Goal:
Look through the data below. Show each line where the string "energie" occurs.

━━ Data excerpts ━━

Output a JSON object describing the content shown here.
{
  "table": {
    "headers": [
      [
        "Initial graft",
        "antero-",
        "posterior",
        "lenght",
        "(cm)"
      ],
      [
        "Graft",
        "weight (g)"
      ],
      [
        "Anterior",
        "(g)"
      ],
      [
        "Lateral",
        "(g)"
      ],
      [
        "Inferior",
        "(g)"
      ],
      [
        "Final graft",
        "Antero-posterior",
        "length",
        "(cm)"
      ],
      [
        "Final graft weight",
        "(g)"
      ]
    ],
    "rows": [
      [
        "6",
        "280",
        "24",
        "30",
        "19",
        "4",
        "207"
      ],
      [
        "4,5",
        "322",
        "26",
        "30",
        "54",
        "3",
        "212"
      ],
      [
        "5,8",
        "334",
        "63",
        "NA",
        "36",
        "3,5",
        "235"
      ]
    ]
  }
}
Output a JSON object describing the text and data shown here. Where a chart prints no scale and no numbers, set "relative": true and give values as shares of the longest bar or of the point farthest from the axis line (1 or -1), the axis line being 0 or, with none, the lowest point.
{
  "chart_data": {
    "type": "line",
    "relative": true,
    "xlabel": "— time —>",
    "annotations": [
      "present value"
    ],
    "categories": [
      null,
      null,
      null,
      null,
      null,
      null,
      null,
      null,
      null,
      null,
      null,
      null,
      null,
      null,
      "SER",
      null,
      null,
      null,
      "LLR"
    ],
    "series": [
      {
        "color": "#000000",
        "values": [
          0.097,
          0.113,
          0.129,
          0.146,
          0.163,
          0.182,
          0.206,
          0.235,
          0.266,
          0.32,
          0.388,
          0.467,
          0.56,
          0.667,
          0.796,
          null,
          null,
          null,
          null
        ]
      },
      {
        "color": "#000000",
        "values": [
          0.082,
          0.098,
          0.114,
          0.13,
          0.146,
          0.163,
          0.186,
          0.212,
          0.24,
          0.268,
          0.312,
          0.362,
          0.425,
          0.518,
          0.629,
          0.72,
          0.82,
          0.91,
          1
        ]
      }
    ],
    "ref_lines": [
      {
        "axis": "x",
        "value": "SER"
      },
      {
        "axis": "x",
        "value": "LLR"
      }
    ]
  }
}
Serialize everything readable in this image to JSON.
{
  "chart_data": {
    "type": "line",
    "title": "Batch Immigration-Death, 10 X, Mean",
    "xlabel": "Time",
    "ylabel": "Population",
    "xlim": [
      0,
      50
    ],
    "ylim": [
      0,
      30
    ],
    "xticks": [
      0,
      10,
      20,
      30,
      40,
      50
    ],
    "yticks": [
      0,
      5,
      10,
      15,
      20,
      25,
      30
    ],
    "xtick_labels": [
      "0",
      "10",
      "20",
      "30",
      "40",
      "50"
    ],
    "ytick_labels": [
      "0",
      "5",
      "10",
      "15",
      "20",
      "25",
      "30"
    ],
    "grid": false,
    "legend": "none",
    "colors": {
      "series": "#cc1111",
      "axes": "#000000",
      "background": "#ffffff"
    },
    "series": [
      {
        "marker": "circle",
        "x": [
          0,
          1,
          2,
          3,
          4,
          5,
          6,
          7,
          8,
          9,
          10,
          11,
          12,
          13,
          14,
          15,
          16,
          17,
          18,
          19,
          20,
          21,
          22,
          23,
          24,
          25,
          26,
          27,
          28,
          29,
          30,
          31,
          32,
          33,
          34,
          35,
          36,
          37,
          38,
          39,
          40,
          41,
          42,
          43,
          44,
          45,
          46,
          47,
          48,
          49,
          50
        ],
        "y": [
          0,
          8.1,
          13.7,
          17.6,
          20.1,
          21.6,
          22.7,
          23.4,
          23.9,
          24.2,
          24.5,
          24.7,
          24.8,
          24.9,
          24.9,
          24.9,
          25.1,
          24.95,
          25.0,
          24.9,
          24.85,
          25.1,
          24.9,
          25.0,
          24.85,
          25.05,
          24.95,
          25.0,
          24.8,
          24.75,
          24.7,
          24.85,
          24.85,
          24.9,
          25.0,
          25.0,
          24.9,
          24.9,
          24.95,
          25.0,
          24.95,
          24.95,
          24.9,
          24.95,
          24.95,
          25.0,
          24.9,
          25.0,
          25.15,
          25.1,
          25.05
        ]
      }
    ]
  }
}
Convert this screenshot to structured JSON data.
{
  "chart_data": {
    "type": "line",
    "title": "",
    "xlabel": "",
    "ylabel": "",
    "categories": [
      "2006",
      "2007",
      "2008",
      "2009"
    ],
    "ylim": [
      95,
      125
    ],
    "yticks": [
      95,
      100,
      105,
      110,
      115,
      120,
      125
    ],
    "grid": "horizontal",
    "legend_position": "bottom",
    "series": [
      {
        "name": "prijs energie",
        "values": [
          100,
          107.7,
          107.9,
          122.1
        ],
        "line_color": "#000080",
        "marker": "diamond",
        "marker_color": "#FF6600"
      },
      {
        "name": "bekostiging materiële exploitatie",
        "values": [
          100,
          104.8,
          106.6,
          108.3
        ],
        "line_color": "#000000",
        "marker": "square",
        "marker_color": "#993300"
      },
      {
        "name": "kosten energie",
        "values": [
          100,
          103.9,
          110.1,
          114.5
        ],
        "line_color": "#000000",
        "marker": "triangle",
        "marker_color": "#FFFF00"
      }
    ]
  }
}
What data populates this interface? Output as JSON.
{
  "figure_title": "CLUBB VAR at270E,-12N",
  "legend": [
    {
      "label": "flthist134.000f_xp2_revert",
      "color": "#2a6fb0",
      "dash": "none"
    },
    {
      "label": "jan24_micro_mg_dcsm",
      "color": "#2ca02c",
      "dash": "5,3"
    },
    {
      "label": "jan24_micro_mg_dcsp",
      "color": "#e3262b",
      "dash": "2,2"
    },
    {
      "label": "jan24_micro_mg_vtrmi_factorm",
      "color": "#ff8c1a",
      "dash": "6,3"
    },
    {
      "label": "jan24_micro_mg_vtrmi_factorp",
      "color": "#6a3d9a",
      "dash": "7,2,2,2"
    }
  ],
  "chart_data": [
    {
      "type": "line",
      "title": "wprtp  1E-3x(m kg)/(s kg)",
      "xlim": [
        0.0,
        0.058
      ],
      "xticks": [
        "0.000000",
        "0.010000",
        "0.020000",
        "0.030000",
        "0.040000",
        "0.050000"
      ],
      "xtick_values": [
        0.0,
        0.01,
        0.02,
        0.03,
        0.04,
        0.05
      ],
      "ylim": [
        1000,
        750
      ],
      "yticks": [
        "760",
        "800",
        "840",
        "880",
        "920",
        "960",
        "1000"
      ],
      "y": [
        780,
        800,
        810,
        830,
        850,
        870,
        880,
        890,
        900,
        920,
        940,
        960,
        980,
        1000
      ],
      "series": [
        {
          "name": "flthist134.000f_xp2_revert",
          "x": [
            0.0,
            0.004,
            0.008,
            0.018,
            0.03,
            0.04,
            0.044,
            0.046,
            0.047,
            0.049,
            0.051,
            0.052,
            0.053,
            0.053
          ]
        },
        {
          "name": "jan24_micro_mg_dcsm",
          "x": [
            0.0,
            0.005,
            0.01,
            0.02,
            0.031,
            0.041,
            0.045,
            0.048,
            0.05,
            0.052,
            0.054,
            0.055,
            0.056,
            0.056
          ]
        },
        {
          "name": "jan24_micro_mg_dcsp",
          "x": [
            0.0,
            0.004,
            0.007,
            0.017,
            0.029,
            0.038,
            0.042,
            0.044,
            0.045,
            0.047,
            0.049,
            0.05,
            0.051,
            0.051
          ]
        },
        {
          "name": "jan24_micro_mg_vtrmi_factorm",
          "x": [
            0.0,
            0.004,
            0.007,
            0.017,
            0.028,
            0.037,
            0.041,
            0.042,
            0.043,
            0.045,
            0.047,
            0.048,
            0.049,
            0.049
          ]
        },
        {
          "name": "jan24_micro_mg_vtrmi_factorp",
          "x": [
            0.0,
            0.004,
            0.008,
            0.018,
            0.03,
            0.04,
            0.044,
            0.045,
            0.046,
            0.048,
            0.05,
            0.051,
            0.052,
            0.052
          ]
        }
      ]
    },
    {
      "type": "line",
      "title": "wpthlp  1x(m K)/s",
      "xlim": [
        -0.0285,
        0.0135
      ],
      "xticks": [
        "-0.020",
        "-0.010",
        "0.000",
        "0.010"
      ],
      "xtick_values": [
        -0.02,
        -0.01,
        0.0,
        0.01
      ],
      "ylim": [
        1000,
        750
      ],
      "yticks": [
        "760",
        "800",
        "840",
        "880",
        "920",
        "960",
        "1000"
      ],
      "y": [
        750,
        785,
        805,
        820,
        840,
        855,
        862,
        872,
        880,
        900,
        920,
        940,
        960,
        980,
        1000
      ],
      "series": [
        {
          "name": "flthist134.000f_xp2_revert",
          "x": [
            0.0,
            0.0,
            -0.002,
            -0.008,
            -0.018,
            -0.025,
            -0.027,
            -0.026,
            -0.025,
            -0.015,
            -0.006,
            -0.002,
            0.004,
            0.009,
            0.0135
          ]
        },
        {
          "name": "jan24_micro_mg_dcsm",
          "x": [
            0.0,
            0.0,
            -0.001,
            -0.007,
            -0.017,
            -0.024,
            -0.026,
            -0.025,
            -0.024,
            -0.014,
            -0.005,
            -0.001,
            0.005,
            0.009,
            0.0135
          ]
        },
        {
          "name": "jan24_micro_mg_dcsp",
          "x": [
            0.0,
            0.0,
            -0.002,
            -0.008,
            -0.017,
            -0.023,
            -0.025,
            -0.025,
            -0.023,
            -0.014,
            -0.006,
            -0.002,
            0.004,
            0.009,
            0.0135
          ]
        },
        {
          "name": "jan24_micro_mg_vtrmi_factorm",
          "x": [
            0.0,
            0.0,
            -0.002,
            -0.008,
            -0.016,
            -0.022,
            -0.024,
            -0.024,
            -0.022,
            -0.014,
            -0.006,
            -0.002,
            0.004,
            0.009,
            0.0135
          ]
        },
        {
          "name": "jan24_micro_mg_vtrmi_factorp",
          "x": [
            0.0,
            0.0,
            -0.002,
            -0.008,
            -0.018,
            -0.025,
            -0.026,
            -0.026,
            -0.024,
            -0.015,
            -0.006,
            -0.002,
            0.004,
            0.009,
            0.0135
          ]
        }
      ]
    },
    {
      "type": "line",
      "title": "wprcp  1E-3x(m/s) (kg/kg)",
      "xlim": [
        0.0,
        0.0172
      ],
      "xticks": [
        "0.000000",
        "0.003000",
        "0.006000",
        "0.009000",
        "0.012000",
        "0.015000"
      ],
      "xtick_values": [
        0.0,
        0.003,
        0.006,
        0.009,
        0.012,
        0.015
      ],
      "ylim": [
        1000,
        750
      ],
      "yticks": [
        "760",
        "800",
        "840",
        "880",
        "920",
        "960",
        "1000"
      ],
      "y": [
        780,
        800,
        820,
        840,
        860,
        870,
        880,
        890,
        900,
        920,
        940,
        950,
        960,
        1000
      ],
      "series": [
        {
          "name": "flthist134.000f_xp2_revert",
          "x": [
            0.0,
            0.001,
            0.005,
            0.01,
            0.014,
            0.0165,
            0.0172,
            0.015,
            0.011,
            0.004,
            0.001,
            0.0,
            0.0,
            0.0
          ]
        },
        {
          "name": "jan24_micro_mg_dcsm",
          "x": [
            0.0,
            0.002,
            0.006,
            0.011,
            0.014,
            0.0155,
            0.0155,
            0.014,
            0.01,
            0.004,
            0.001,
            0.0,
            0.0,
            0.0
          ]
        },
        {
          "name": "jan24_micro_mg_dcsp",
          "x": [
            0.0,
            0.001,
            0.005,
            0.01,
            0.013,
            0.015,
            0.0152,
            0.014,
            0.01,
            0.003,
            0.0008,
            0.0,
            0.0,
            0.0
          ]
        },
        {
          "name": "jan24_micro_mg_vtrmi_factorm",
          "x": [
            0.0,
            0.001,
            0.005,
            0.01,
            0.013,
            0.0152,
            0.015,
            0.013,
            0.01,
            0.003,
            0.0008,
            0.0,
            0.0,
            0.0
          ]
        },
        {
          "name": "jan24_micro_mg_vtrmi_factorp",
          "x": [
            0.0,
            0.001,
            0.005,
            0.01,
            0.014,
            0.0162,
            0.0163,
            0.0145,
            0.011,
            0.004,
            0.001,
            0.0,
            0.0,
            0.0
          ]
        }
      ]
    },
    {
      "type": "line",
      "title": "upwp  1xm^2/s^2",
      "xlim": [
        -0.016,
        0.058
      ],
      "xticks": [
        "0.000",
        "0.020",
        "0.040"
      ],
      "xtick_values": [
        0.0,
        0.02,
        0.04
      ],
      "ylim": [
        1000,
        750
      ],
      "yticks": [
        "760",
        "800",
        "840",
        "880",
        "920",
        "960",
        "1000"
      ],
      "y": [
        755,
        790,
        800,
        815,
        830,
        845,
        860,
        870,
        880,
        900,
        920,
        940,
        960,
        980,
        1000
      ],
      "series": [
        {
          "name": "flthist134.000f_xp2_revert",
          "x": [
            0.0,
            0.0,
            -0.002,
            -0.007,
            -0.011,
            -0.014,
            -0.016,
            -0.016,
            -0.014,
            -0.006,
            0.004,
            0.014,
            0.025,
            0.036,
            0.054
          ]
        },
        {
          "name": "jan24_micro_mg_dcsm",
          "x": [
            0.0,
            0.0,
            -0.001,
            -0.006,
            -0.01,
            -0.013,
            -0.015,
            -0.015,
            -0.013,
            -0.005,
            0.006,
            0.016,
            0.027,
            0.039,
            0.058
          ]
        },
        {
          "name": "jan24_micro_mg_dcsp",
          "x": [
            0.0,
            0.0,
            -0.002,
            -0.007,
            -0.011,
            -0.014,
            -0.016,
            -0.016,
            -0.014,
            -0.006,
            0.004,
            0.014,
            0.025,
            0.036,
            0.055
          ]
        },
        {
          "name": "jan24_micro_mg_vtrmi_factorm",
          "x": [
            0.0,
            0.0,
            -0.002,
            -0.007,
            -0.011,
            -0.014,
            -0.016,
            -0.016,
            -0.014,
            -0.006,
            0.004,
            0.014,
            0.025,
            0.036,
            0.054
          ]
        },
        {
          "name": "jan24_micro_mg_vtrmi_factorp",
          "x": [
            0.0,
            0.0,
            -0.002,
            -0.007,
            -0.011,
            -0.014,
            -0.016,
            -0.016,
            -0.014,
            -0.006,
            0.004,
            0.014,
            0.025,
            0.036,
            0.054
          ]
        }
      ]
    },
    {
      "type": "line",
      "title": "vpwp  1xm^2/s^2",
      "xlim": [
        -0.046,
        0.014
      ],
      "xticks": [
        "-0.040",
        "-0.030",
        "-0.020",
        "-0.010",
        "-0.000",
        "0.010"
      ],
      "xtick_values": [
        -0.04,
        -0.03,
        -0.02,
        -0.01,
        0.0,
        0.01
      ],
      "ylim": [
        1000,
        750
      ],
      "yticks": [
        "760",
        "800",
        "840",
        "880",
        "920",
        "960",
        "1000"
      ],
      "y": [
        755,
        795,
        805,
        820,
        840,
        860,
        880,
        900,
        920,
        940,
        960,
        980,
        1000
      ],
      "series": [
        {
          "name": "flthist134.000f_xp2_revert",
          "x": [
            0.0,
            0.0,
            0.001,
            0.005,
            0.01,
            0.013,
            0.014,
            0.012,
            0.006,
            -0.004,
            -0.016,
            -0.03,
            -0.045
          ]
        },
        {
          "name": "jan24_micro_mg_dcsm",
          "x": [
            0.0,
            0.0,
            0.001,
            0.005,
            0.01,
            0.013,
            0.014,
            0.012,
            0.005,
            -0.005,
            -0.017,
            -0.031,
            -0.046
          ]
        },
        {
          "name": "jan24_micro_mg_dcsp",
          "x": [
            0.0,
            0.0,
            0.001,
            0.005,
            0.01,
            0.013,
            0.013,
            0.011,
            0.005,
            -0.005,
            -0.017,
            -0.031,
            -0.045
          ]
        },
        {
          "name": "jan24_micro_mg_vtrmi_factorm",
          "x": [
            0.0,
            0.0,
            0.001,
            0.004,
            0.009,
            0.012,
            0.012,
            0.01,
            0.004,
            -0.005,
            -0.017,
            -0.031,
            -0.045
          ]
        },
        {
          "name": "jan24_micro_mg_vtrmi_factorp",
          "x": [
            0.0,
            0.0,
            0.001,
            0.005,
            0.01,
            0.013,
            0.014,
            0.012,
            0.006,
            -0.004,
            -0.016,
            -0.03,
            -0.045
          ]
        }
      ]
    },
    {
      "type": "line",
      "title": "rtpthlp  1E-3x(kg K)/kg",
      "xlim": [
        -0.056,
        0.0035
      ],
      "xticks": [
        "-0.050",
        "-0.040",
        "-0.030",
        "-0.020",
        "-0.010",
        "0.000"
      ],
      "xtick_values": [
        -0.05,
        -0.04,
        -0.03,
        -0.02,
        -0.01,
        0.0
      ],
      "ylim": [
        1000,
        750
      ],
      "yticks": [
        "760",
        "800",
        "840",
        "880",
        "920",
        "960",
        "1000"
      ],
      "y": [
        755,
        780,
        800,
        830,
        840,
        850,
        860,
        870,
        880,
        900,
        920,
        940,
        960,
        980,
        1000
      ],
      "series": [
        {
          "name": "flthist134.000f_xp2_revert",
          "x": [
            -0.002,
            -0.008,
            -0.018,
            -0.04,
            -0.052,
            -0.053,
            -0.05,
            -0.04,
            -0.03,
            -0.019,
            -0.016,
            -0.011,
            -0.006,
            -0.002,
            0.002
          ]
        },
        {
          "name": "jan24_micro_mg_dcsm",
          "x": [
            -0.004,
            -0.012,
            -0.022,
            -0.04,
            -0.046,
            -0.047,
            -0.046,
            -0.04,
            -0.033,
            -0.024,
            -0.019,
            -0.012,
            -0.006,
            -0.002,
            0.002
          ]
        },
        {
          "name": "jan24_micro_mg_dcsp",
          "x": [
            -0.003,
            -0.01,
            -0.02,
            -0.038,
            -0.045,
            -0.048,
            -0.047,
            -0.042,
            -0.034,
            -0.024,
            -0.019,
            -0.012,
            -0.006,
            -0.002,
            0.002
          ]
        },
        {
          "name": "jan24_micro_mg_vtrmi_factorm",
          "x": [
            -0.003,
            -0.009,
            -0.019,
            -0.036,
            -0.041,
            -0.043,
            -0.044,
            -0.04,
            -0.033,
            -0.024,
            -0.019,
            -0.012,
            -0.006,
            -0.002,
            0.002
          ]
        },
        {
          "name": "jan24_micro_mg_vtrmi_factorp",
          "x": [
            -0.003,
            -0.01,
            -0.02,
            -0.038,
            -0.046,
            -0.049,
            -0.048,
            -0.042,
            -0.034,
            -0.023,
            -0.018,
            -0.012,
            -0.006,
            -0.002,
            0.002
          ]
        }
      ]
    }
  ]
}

━━━

The completed task:
        "name": "prijs energie",
        "name": "kosten energie",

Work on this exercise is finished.